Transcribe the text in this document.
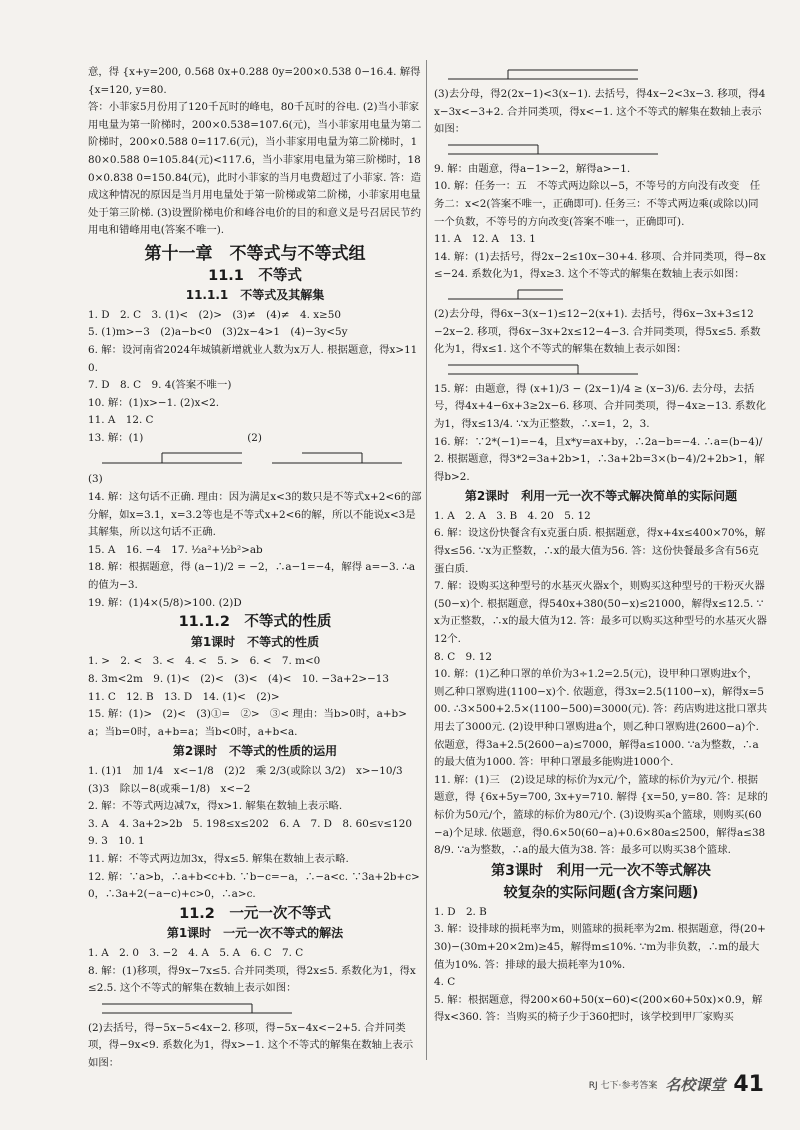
意，得 {x+y=200, 0.568 0x+0.288 0y=200×0.538 0−16.4. 解得 {x=120, y=80.

答：小菲家5月份用了120千瓦时的峰电，80千瓦时的谷电. (2)当小菲家用电量为第一阶梯时，200×0.538=107.6(元)，当小菲家用电量为第二阶梯时，200×0.588 0=117.6(元)，当小菲家用电量为第二阶梯时，180×0.588 0=105.84(元)<117.6，当小菲家用电量为第三阶梯时，180×0.838 0=150.84(元)，此时小菲家的当月电费超过了小菲家. 答：造成这种情况的原因是当月用电量处于第一阶梯或第二阶梯，小菲家用电量处于第三阶梯. (3)设置阶梯电价和峰谷电价的目的和意义是号召居民节约用电和错峰用电(答案不唯一).

第十一章　不等式与不等式组
11.1　不等式
11.1.1　不等式及其解集

1. D　2. C　3. (1)<　(2)>　(3)≠　(4)≠　4. x≥50

5. (1)m>−3　(2)a−b<0　(3)2x−4>1　(4)−3y<5y

6. 解：设河南省2024年城镇新增就业人数为x万人. 根据题意，得x>110.

7. D　8. C　9. 4(答案不唯一)

10. 解：(1)x>−1. (2)x<2.

11. A　12. C

13. 解：(1)　　　　　　　　　　(2)

(3)

14. 解：这句话不正确. 理由：因为满足x<3的数只是不等式x+2<6的部分解，如x=3.1，x=3.2等也是不等式x+2<6的解，所以不能说x<3是其解集，所以这句话不正确.

15. A　16. −4　17. ½a²+½b²>ab

18. 解：根据题意，得 (a−1)/2 = −2，∴a−1=−4，解得 a=−3. ∴a的值为−3.

19. 解：(1)4×(5/8)>100. (2)D

11.1.2　不等式的性质
第1课时　不等式的性质

1. >　2. <　3. <　4. <　5. >　6. <　7. m<0

8. 3m<2m　9. (1)<　(2)<　(3)<　(4)<　10. −3a+2>−13

11. C　12. B　13. D　14. (1)<　(2)>

15. 解：(1)>　(2)<　(3)①=　②>　③< 理由：当b>0时，a+b>a；当b=0时，a+b=a；当b<0时，a+b<a.

第2课时　不等式的性质的运用

1. (1)1　加 1/4　x<−1/8　(2)2　乘 2/3(或除以 3/2)　x>−10/3　(3)3　除以−8(或乘−1/8)　x<−2

2. 解：不等式两边减7x，得x>1. 解集在数轴上表示略.

3. A　4. 3a+2>2b　5. 198≤x≤202　6. A　7. D　8. 60≤v≤120

9. 3　10. 1

11. 解：不等式两边加3x，得x≤5. 解集在数轴上表示略.

12. 解：∵a>b，∴a+b<c+b. ∵b−c=−a，∴−a<c. ∵3a+2b+c>0，∴3a+2(−a−c)+c>0，∴a>c.

11.2　一元一次不等式
第1课时　一元一次不等式的解法

1. A　2. 0　3. −2　4. A　5. A　6. C　7. C

8. 解：(1)移项，得9x−7x≤5. 合并同类项，得2x≤5. 系数化为1，得x≤2.5. 这个不等式的解集在数轴上表示如图：

(2)去括号，得−5x−5<4x−2. 移项，得−5x−4x<−2+5. 合并同类项，得−9x<9. 系数化为1，得x>−1. 这个不等式的解集在数轴上表示如图：

(3)去分母，得2(2x−1)<3(x−1). 去括号，得4x−2<3x−3. 移项，得4x−3x<−3+2. 合并同类项，得x<−1. 这个不等式的解集在数轴上表示如图：

9. 解：由题意，得a−1>−2，解得a>−1.

10. 解：任务一：五　不等式两边除以−5，不等号的方向没有改变　任务二：x<2(答案不唯一，正确即可). 任务三：不等式两边乘(或除以)同一个负数，不等号的方向改变(答案不唯一，正确即可).

11. A　12. A　13. 1

14. 解：(1)去括号，得2x−2≤10x−30+4. 移项、合并同类项，得−8x≤−24. 系数化为1，得x≥3. 这个不等式的解集在数轴上表示如图：

(2)去分母，得6x−3(x−1)≤12−2(x+1). 去括号，得6x−3x+3≤12−2x−2. 移项，得6x−3x+2x≤12−4−3. 合并同类项，得5x≤5. 系数化为1，得x≤1. 这个不等式的解集在数轴上表示如图：

15. 解：由题意，得 (x+1)/3 − (2x−1)/4 ≥ (x−3)/6. 去分母，去括号，得4x+4−6x+3≥2x−6. 移项、合并同类项，得−4x≥−13. 系数化为1，得x≤13/4. ∵x为正整数，∴x=1，2，3.

16. 解：∵2*(−1)=−4，且x*y=ax+by，∴2a−b=−4. ∴a=(b−4)/2. 根据题意，得3*2=3a+2b>1，∴3a+2b=3×(b−4)/2+2b>1，解得b>2.

第2课时　利用一元一次不等式解决简单的实际问题

1. A　2. A　3. B　4. 20　5. 12

6. 解：设这份快餐含有x克蛋白质. 根据题意，得x+4x≤400×70%，解得x≤56. ∵x为正整数，∴x的最大值为56. 答：这份快餐最多含有56克蛋白质.

7. 解：设购买这种型号的水基灭火器x个，则购买这种型号的干粉灭火器(50−x)个. 根据题意，得540x+380(50−x)≤21000，解得x≤12.5. ∵x为正整数，∴x的最大值为12. 答：最多可以购买这种型号的水基灭火器12个.

8. C　9. 12

10. 解：(1)乙种口罩的单价为3÷1.2=2.5(元)，设甲种口罩购进x个，则乙种口罩购进(1100−x)个. 依题意，得3x=2.5(1100−x)，解得x=500. ∴3×500+2.5×(1100−500)=3000(元). 答：药店购进这批口罩共用去了3000元. (2)设甲种口罩购进a个，则乙种口罩购进(2600−a)个. 依题意，得3a+2.5(2600−a)≤7000，解得a≤1000. ∵a为整数，∴a的最大值为1000. 答：甲种口罩最多能购进1000个.

11. 解：(1)三　(2)设足球的标价为x元/个，篮球的标价为y元/个. 根据题意，得 {6x+5y=700, 3x+y=710. 解得 {x=50, y=80. 答：足球的标价为50元/个，篮球的标价为80元/个. (3)设购买a个篮球，则购买(60−a)个足球. 依题意，得0.6×50(60−a)+0.6×80a≤2500，解得a≤38 8/9. ∵a为整数，∴a的最大值为38. 答：最多可以购买38个篮球.

第3课时　利用一元一次不等式解决
较复杂的实际问题(含方案问题)

1. D　2. B

3. 解：设排球的损耗率为m，则篮球的损耗率为2m. 根据题意，得(20+30)−(30m+20×2m)≥45，解得m≤10%. ∵m为非负数，∴m的最大值为10%. 答：排球的最大损耗率为10%.

4. C

5. 解：根据题意，得200×60+50(x−60)<(200×60+50x)×0.9，解得x<360. 答：当购买的椅子少于360把时，该学校到甲厂家购买

RJ 七下·参考答案 名校课堂 41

**THE REQUEST**:
Reproduce the material above in full, exactly, with no images.

**TASK ANSWER**:
Transcribe the text in this document.
意，得 {x+y=200, 0.568 0x+0.288 0y=200×0.538 0−16.4. 解得 {x=120, y=80.

答：小菲家5月份用了120千瓦时的峰电，80千瓦时的谷电. (2)当小菲家用电量为第一阶梯时，200×0.538=107.6(元)，当小菲家用电量为第二阶梯时，200×0.588 0=117.6(元)，当小菲家用电量为第二阶梯时，180×0.588 0=105.84(元)<117.6，当小菲家用电量为第三阶梯时，180×0.838 0=150.84(元)，此时小菲家的当月电费超过了小菲家. 答：造成这种情况的原因是当月用电量处于第一阶梯或第二阶梯，小菲家用电量处于第三阶梯. (3)设置阶梯电价和峰谷电价的目的和意义是号召居民节约用电和错峰用电(答案不唯一).

第十一章　不等式与不等式组
11.1　不等式
11.1.1　不等式及其解集

1. D　2. C　3. (1)<　(2)>　(3)≠　(4)≠　4. x≥50

5. (1)m>−3　(2)a−b<0　(3)2x−4>1　(4)−3y<5y

6. 解：设河南省2024年城镇新增就业人数为x万人. 根据题意，得x>110.

7. D　8. C　9. 4(答案不唯一)

10. 解：(1)x>−1. (2)x<2.

11. A　12. C

13. 解：(1)　　　　　　　　　　(2)

(3)

14. 解：这句话不正确. 理由：因为满足x<3的数只是不等式x+2<6的部分解，如x=3.1，x=3.2等也是不等式x+2<6的解，所以不能说x<3是其解集，所以这句话不正确.

15. A　16. −4　17. ½a²+½b²>ab

18. 解：根据题意，得 (a−1)/2 = −2，∴a−1=−4，解得 a=−3. ∴a的值为−3.

19. 解：(1)4×(5/8)>100. (2)D

11.1.2　不等式的性质
第1课时　不等式的性质

1. >　2. <　3. <　4. <　5. >　6. <　7. m<0

8. 3m<2m　9. (1)<　(2)<　(3)<　(4)<　10. −3a+2>−13

11. C　12. B　13. D　14. (1)<　(2)>

15. 解：(1)>　(2)<　(3)①=　②>　③< 理由：当b>0时，a+b>a；当b=0时，a+b=a；当b<0时，a+b<a.

第2课时　不等式的性质的运用

1. (1)1　加 1/4　x<−1/8　(2)2　乘 2/3(或除以 3/2)　x>−10/3　(3)3　除以−8(或乘−1/8)　x<−2

2. 解：不等式两边减7x，得x>1. 解集在数轴上表示略.

3. A　4. 3a+2>2b　5. 198≤x≤202　6. A　7. D　8. 60≤v≤120

9. 3　10. 1

11. 解：不等式两边加3x，得x≤5. 解集在数轴上表示略.

12. 解：∵a>b，∴a+b<c+b. ∵b−c=−a，∴−a<c. ∵3a+2b+c>0，∴3a+2(−a−c)+c>0，∴a>c.

11.2　一元一次不等式
第1课时　一元一次不等式的解法

1. A　2. 0　3. −2　4. A　5. A　6. C　7. C

8. 解：(1)移项，得9x−7x≤5. 合并同类项，得2x≤5. 系数化为1，得x≤2.5. 这个不等式的解集在数轴上表示如图：

(2)去括号，得−5x−5<4x−2. 移项，得−5x−4x<−2+5. 合并同类项，得−9x<9. 系数化为1，得x>−1. 这个不等式的解集在数轴上表示如图：

(3)去分母，得2(2x−1)<3(x−1). 去括号，得4x−2<3x−3. 移项，得4x−3x<−3+2. 合并同类项，得x<−1. 这个不等式的解集在数轴上表示如图：

9. 解：由题意，得a−1>−2，解得a>−1.

10. 解：任务一：五　不等式两边除以−5，不等号的方向没有改变　任务二：x<2(答案不唯一，正确即可). 任务三：不等式两边乘(或除以)同一个负数，不等号的方向改变(答案不唯一，正确即可).

11. A　12. A　13. 1

14. 解：(1)去括号，得2x−2≤10x−30+4. 移项、合并同类项，得−8x≤−24. 系数化为1，得x≥3. 这个不等式的解集在数轴上表示如图：

(2)去分母，得6x−3(x−1)≤12−2(x+1). 去括号，得6x−3x+3≤12−2x−2. 移项，得6x−3x+2x≤12−4−3. 合并同类项，得5x≤5. 系数化为1，得x≤1. 这个不等式的解集在数轴上表示如图：

15. 解：由题意，得 (x+1)/3 − (2x−1)/4 ≥ (x−3)/6. 去分母，去括号，得4x+4−6x+3≥2x−6. 移项、合并同类项，得−4x≥−13. 系数化为1，得x≤13/4. ∵x为正整数，∴x=1，2，3.

16. 解：∵2*(−1)=−4，且x*y=ax+by，∴2a−b=−4. ∴a=(b−4)/2. 根据题意，得3*2=3a+2b>1，∴3a+2b=3×(b−4)/2+2b>1，解得b>2.

第2课时　利用一元一次不等式解决简单的实际问题

1. A　2. A　3. B　4. 20　5. 12

6. 解：设这份快餐含有x克蛋白质. 根据题意，得x+4x≤400×70%，解得x≤56. ∵x为正整数，∴x的最大值为56. 答：这份快餐最多含有56克蛋白质.

7. 解：设购买这种型号的水基灭火器x个，则购买这种型号的干粉灭火器(50−x)个. 根据题意，得540x+380(50−x)≤21000，解得x≤12.5. ∵x为正整数，∴x的最大值为12. 答：最多可以购买这种型号的水基灭火器12个.

8. C　9. 12

10. 解：(1)乙种口罩的单价为3÷1.2=2.5(元)，设甲种口罩购进x个，则乙种口罩购进(1100−x)个. 依题意，得3x=2.5(1100−x)，解得x=500. ∴3×500+2.5×(1100−500)=3000(元). 答：药店购进这批口罩共用去了3000元. (2)设甲种口罩购进a个，则乙种口罩购进(2600−a)个. 依题意，得3a+2.5(2600−a)≤7000，解得a≤1000. ∵a为整数，∴a的最大值为1000. 答：甲种口罩最多能购进1000个.

11. 解：(1)三　(2)设足球的标价为x元/个，篮球的标价为y元/个. 根据题意，得 {6x+5y=700, 3x+y=710. 解得 {x=50, y=80. 答：足球的标价为50元/个，篮球的标价为80元/个. (3)设购买a个篮球，则购买(60−a)个足球. 依题意，得0.6×50(60−a)+0.6×80a≤2500，解得a≤38 8/9. ∵a为整数，∴a的最大值为38. 答：最多可以购买38个篮球.

第3课时　利用一元一次不等式解决
较复杂的实际问题(含方案问题)

1. D　2. B

3. 解：设排球的损耗率为m，则篮球的损耗率为2m. 根据题意，得(20+30)−(30m+20×2m)≥45，解得m≤10%. ∵m为非负数，∴m的最大值为10%. 答：排球的最大损耗率为10%.

4. C

5. 解：根据题意，得200×60+50(x−60)<(200×60+50x)×0.9，解得x<360. 答：当购买的椅子少于360把时，该学校到甲厂家购买

RJ 七下·参考答案 名校课堂 41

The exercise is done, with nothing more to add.